(Saved entries)

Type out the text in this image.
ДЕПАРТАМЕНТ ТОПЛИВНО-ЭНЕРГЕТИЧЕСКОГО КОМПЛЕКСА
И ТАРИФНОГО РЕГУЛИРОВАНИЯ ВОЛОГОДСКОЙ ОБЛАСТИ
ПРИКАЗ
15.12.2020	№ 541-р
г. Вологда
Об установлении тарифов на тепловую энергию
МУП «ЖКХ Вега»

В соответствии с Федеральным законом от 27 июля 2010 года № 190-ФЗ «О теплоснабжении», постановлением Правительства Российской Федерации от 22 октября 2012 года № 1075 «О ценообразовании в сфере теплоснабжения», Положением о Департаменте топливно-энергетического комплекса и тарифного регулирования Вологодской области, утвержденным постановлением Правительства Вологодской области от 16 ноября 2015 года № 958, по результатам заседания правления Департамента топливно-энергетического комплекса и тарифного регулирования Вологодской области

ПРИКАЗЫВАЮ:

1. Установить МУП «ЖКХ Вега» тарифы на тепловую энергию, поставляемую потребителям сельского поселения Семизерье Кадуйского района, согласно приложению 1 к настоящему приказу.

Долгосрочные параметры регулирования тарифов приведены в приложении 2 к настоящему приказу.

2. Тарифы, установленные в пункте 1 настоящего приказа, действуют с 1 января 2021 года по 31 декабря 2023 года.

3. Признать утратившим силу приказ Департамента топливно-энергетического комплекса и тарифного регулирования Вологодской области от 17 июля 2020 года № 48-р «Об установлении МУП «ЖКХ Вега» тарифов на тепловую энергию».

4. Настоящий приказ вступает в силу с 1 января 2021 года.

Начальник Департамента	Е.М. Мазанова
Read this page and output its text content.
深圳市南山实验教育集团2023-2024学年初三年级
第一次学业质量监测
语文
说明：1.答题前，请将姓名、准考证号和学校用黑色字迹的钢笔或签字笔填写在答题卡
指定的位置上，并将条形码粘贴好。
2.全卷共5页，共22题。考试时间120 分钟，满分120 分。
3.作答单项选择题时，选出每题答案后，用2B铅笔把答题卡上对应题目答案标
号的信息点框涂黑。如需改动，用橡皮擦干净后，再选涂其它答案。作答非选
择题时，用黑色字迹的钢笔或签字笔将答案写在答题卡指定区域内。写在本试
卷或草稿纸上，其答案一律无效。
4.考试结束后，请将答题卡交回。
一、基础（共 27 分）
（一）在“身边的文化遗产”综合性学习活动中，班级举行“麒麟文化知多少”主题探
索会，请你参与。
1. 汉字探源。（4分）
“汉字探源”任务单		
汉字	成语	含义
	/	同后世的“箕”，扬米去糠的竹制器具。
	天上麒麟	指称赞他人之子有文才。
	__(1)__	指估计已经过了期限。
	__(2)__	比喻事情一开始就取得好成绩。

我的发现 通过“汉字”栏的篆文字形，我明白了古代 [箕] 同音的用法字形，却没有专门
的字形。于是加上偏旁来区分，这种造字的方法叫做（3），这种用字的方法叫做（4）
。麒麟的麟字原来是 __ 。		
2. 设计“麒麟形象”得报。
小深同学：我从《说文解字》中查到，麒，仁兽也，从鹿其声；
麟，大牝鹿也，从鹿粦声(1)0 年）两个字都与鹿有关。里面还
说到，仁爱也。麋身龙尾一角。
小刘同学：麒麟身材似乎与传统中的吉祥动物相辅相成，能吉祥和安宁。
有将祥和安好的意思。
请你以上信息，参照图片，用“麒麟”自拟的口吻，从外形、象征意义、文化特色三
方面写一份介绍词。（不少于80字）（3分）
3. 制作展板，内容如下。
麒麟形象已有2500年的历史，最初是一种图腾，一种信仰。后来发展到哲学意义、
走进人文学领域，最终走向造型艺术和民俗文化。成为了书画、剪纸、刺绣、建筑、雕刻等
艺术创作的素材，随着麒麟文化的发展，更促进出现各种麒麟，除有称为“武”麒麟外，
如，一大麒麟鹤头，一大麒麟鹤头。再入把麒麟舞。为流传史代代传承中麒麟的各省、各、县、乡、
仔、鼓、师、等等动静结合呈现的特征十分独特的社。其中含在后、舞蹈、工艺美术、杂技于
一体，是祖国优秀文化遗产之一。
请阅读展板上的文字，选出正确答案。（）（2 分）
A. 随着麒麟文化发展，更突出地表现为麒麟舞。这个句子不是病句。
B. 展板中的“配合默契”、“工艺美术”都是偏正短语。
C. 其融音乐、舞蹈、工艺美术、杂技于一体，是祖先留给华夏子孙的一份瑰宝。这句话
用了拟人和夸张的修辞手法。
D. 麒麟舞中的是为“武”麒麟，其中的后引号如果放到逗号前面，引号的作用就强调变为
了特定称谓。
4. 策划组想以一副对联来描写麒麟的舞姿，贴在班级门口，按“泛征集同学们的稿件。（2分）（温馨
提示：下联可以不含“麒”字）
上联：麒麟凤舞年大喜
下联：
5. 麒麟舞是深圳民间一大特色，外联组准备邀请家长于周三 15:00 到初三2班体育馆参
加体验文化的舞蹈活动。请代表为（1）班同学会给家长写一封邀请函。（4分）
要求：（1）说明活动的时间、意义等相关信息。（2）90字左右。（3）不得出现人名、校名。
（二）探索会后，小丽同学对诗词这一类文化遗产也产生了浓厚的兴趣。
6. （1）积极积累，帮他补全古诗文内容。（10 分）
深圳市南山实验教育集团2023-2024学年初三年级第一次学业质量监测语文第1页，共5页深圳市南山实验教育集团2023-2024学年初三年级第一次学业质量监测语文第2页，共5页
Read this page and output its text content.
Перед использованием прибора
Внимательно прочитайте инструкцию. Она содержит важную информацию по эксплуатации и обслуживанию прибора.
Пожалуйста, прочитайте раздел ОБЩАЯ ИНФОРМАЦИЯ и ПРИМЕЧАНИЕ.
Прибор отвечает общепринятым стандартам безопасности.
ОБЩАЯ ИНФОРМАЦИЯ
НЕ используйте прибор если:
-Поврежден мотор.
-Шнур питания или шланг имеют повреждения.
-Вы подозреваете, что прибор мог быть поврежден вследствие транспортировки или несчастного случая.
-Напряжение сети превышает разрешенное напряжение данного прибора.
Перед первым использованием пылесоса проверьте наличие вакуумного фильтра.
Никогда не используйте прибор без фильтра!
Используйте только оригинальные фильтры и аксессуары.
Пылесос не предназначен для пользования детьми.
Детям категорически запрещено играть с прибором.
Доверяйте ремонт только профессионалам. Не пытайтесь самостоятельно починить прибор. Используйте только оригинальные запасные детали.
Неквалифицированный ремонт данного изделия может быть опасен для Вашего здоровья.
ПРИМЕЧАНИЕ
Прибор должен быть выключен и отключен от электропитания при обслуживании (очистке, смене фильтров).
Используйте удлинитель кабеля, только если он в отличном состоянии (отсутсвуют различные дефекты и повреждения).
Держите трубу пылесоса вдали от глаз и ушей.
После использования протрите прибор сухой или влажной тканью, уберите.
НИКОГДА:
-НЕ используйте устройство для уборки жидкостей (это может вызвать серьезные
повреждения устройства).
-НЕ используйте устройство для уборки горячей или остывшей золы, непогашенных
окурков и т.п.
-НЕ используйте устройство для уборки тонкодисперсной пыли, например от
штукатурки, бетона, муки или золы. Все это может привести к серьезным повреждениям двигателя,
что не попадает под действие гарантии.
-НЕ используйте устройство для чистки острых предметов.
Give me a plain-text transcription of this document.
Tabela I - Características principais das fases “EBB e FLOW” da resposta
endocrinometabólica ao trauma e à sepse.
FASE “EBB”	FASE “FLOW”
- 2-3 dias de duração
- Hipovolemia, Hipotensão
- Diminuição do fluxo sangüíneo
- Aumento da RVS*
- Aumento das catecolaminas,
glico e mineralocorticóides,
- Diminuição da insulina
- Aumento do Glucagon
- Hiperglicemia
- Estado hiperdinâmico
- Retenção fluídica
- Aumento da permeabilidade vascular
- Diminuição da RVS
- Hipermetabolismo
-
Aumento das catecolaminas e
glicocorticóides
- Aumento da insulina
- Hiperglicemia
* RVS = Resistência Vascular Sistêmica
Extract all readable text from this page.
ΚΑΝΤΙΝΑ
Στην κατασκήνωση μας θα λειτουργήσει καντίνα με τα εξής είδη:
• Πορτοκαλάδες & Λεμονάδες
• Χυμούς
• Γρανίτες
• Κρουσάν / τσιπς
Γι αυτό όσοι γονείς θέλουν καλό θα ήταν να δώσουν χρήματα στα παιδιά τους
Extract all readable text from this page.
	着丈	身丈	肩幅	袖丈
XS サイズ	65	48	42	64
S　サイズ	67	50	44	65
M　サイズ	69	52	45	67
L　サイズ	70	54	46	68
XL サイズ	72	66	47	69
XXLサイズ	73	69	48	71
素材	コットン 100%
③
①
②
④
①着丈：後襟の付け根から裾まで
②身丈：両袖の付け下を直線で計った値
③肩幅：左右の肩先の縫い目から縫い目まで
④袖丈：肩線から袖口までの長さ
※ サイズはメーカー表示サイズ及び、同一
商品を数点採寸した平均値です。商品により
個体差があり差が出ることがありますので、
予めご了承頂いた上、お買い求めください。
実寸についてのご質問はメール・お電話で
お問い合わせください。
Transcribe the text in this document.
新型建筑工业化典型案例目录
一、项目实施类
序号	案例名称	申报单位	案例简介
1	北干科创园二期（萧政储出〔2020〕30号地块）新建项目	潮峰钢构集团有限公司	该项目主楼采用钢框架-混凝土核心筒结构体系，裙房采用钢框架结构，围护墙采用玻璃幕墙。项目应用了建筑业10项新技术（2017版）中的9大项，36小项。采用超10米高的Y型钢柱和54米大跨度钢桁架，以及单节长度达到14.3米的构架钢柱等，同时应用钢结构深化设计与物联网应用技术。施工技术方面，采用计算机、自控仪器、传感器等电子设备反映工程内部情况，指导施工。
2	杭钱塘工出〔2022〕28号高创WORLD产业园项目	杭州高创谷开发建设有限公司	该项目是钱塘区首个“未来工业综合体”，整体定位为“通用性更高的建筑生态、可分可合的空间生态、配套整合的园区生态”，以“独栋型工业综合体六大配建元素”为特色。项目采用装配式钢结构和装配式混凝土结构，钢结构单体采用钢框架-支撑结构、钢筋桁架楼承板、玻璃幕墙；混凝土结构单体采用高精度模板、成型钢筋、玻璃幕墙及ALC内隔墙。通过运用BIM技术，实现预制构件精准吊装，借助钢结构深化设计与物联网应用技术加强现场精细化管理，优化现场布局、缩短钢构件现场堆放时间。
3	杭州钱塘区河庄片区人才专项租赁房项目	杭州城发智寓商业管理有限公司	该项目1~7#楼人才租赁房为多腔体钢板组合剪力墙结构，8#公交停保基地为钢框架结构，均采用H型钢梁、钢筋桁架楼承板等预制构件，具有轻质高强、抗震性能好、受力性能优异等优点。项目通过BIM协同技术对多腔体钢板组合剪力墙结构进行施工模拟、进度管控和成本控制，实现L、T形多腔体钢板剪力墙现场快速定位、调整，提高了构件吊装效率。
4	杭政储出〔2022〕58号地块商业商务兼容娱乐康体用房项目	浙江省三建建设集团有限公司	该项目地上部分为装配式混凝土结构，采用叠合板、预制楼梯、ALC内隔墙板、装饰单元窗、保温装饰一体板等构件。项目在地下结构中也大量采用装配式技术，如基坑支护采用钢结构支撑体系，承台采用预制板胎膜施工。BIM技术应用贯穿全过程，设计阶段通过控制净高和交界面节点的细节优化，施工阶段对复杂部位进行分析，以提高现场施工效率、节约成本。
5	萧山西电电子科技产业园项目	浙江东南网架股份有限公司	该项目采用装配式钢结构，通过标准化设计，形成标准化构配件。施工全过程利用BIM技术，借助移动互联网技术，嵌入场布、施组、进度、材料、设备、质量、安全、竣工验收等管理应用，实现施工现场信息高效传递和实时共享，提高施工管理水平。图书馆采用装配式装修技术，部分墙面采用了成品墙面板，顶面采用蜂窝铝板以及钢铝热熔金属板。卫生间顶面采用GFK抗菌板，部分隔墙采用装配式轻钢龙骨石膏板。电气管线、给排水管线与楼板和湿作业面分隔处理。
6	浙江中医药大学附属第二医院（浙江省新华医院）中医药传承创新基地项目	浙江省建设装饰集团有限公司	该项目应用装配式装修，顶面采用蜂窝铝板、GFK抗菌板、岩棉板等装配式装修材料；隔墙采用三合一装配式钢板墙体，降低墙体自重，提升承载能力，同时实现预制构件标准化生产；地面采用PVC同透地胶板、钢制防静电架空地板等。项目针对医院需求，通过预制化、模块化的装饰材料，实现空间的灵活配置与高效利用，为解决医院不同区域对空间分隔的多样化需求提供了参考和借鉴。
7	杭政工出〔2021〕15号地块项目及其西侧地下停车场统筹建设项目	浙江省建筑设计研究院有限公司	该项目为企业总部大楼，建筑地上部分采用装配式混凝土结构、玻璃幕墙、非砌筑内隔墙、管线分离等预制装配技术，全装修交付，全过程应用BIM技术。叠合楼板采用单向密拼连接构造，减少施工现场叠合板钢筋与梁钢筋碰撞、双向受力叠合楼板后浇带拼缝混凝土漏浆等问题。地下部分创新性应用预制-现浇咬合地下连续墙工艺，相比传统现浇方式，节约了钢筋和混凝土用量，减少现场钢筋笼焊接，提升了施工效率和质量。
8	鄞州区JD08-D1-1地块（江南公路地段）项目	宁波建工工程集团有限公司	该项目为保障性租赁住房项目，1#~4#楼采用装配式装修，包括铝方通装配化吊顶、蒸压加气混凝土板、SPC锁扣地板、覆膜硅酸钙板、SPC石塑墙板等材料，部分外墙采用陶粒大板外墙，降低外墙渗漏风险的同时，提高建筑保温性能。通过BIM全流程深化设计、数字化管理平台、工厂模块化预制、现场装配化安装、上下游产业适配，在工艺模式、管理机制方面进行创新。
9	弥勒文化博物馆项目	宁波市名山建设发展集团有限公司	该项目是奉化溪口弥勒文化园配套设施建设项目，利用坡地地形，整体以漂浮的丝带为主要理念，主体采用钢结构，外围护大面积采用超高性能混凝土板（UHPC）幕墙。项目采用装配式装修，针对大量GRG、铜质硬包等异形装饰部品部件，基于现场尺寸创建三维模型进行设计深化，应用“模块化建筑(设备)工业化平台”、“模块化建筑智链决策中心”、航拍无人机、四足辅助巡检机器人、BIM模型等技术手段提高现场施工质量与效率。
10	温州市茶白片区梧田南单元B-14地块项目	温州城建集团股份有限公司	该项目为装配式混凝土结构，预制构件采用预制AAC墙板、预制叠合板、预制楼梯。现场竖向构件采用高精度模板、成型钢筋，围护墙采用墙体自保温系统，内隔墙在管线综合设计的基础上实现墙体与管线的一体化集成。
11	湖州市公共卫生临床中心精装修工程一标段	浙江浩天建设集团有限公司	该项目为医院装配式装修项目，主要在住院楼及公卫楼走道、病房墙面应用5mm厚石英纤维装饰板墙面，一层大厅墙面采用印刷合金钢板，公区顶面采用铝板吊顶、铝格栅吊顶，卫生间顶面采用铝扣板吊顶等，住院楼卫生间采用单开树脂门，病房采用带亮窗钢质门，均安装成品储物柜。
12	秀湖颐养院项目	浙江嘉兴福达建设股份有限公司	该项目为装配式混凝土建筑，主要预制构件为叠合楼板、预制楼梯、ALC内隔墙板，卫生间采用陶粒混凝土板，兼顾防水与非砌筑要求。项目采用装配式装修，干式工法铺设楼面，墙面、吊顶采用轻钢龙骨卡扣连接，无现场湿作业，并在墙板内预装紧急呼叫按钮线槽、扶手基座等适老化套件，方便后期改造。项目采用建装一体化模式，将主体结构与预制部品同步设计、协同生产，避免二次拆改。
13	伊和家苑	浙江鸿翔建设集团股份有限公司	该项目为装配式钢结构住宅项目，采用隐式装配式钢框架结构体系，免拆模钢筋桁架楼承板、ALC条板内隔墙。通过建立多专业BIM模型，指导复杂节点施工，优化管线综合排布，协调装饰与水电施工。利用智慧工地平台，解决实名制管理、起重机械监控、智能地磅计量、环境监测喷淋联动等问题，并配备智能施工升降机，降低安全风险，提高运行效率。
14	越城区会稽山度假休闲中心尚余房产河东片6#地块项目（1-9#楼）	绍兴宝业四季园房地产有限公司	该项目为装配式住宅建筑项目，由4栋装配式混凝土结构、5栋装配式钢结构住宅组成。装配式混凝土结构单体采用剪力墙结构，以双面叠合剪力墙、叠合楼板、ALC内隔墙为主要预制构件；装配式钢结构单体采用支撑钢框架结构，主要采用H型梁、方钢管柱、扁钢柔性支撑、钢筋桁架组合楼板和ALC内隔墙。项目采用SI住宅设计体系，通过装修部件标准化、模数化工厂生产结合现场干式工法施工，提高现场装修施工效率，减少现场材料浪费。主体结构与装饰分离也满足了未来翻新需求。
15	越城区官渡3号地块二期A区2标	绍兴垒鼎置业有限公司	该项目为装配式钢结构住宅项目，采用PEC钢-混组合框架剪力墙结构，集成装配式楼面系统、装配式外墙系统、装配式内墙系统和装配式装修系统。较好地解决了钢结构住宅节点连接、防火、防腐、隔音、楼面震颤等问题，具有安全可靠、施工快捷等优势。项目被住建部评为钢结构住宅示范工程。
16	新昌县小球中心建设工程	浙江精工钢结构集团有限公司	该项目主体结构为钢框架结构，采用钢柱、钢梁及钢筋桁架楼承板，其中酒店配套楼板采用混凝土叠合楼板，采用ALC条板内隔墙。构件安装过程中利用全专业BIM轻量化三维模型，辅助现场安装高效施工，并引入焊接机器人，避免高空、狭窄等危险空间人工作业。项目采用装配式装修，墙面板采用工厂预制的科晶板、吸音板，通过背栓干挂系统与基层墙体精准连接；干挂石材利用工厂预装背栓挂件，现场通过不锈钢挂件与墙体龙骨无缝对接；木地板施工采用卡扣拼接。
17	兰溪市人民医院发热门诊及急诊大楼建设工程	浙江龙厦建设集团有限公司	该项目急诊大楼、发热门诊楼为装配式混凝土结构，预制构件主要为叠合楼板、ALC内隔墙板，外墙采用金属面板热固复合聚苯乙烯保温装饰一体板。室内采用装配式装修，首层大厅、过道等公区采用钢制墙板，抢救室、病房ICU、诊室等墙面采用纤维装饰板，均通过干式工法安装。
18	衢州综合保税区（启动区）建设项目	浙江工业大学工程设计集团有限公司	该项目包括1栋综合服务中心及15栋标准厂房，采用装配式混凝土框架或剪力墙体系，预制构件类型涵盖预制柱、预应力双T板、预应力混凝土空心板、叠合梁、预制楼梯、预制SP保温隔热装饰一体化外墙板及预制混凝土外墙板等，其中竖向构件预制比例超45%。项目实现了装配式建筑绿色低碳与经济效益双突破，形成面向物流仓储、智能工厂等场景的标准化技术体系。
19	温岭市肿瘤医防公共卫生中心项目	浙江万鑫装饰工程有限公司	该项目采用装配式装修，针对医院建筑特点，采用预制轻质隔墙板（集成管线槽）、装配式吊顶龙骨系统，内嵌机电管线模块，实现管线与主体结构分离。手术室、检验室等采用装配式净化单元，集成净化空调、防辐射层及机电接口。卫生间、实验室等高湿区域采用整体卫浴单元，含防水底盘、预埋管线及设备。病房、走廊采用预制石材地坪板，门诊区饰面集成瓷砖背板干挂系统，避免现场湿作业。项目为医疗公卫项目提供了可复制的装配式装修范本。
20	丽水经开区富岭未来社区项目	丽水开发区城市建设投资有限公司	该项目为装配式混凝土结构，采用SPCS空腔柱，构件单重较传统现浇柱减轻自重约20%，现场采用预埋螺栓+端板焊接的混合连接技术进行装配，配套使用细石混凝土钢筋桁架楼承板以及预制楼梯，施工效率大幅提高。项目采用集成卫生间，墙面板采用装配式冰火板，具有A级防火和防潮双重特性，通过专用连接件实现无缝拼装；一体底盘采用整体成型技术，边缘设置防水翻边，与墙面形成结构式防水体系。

TO BE DONE:
Copy out every line that includes the word "января".

RESPONSE BELOW:
2. Тарифы, установленные в пункте 1 настоящего приказа, действуют с 1 января 2021 года по 31 декабря 2023 года.
4. Настоящий приказ вступает в силу с 1 января 2021 года.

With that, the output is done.